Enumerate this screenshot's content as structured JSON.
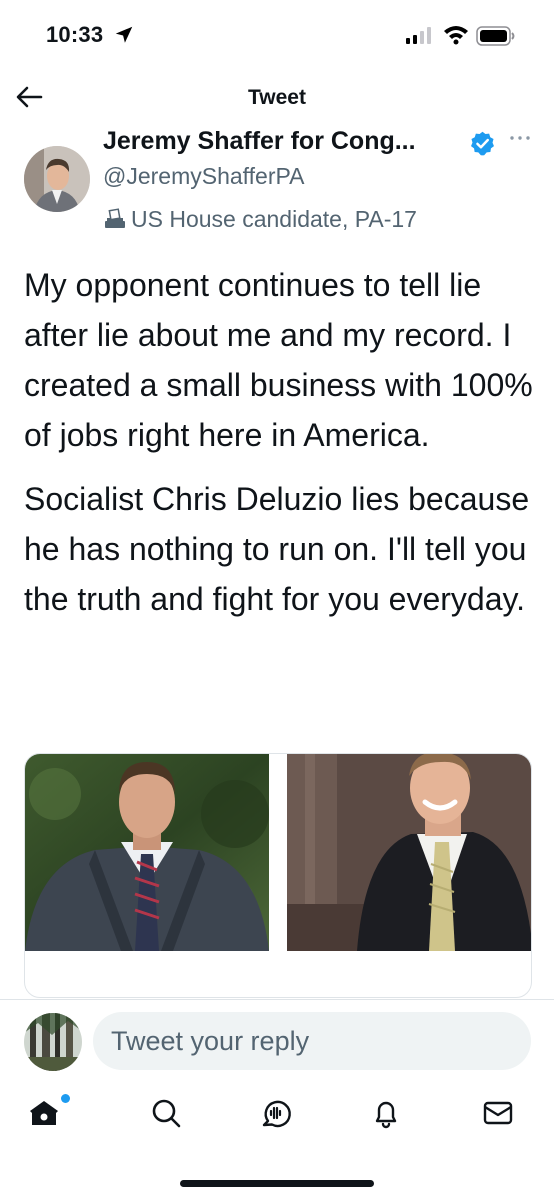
{
  "status_bar": {
    "time": "10:33"
  },
  "header": {
    "title": "Tweet"
  },
  "author": {
    "display_name": "Jeremy Shaffer for Cong...",
    "handle": "@JeremyShafferPA",
    "label": "US House candidate, PA-17",
    "verified": true
  },
  "tweet": {
    "paragraphs": [
      "My opponent continues to tell lie after lie about me and my record. I created a small business with 100% of jobs right here in America.",
      "Socialist Chris Deluzio lies because he has nothing to run on. I'll tell you the truth and fight for you everyday."
    ]
  },
  "reply": {
    "placeholder": "Tweet your reply"
  },
  "tab_bar": {
    "items": [
      "home-icon",
      "search-icon",
      "spaces-icon",
      "notifications-icon",
      "messages-icon"
    ],
    "home_has_notification": true
  },
  "colors": {
    "accent": "#1d9bf0",
    "text": "#0f1419",
    "secondary_text": "#536471",
    "input_bg": "#eff3f4",
    "divider": "#dfe4e8"
  }
}
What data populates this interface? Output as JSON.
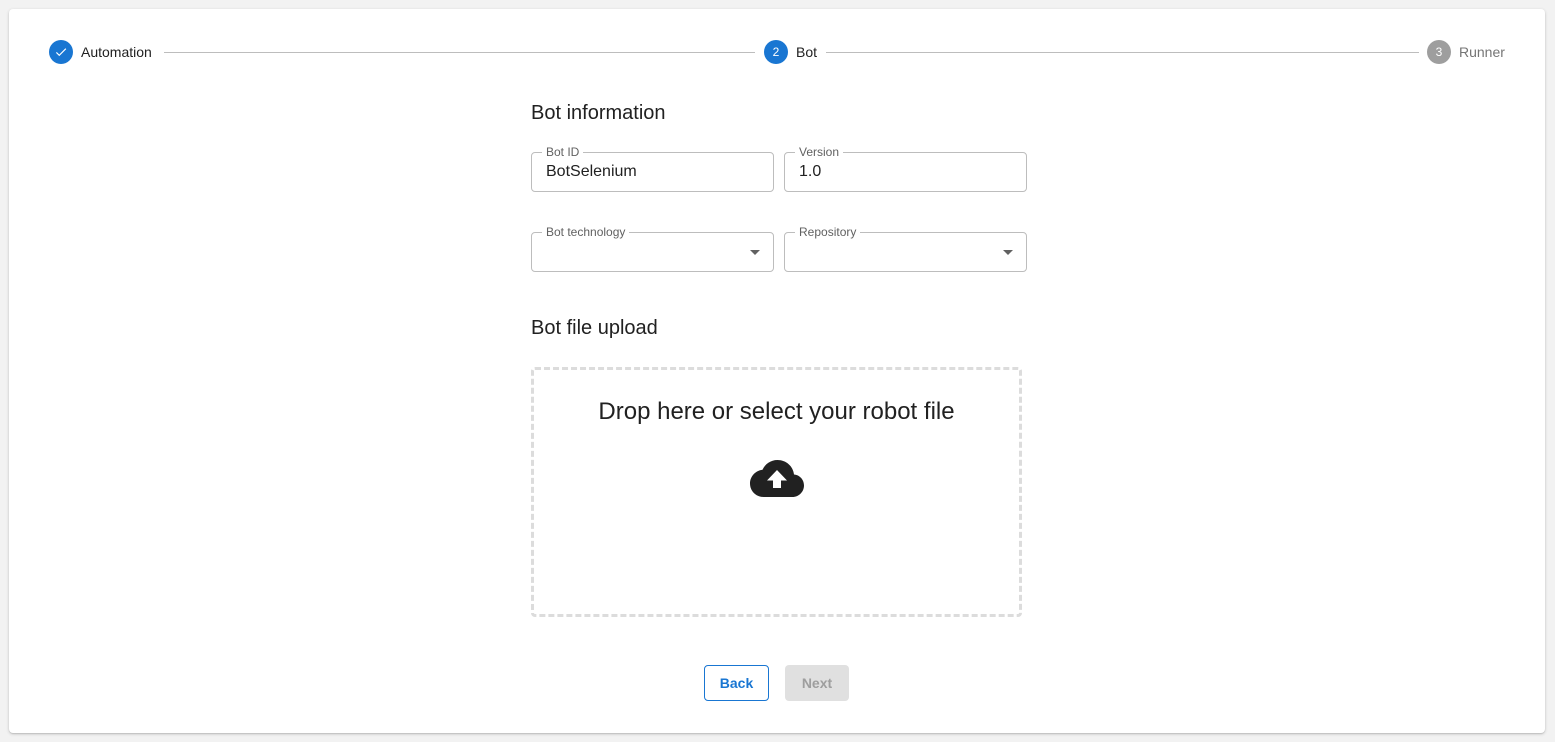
{
  "stepper": {
    "steps": [
      {
        "index": "1",
        "label": "Automation",
        "state": "completed"
      },
      {
        "index": "2",
        "label": "Bot",
        "state": "active"
      },
      {
        "index": "3",
        "label": "Runner",
        "state": "pending"
      }
    ]
  },
  "bot_information": {
    "title": "Bot information",
    "bot_id": {
      "label": "Bot ID",
      "value": "BotSelenium"
    },
    "version": {
      "label": "Version",
      "value": "1.0"
    },
    "bot_technology": {
      "label": "Bot technology",
      "value": ""
    },
    "repository": {
      "label": "Repository",
      "value": ""
    }
  },
  "bot_file_upload": {
    "title": "Bot file upload",
    "dropzone_text": "Drop here or select your robot file",
    "icon": "cloud-upload-icon"
  },
  "actions": {
    "back_label": "Back",
    "next_label": "Next"
  },
  "colors": {
    "primary": "#1976d2",
    "pending": "#9e9e9e",
    "disabled_bg": "#e0e0e0"
  }
}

# [Required task]
The listing above must be printed again exactly, minus its pictures.

# [Task output]
Enumerate this screenshot's content as structured JSON.
{
  "status_bar": {
    "time": "10:33"
  },
  "header": {
    "title": "Tweet"
  },
  "author": {
    "display_name": "Jeremy Shaffer for Cong...",
    "handle": "@JeremyShafferPA",
    "label": "US House candidate, PA-17",
    "verified": true
  },
  "tweet": {
    "paragraphs": [
      "My opponent continues to tell lie after lie about me and my record. I created a small business with 100% of jobs right here in America.",
      "Socialist Chris Deluzio lies because he has nothing to run on. I'll tell you the truth and fight for you everyday."
    ]
  },
  "reply": {
    "placeholder": "Tweet your reply"
  },
  "tab_bar": {
    "items": [
      "home-icon",
      "search-icon",
      "spaces-icon",
      "notifications-icon",
      "messages-icon"
    ],
    "home_has_notification": true
  },
  "colors": {
    "accent": "#1d9bf0",
    "text": "#0f1419",
    "secondary_text": "#536471",
    "input_bg": "#eff3f4",
    "divider": "#dfe4e8"
  }
}
What data populates this interface? Output as JSON.
{
  "stepper": {
    "steps": [
      {
        "index": "1",
        "label": "Automation",
        "state": "completed"
      },
      {
        "index": "2",
        "label": "Bot",
        "state": "active"
      },
      {
        "index": "3",
        "label": "Runner",
        "state": "pending"
      }
    ]
  },
  "bot_information": {
    "title": "Bot information",
    "bot_id": {
      "label": "Bot ID",
      "value": "BotSelenium"
    },
    "version": {
      "label": "Version",
      "value": "1.0"
    },
    "bot_technology": {
      "label": "Bot technology",
      "value": ""
    },
    "repository": {
      "label": "Repository",
      "value": ""
    }
  },
  "bot_file_upload": {
    "title": "Bot file upload",
    "dropzone_text": "Drop here or select your robot file",
    "icon": "cloud-upload-icon"
  },
  "actions": {
    "back_label": "Back",
    "next_label": "Next"
  },
  "colors": {
    "primary": "#1976d2",
    "pending": "#9e9e9e",
    "disabled_bg": "#e0e0e0"
  }
}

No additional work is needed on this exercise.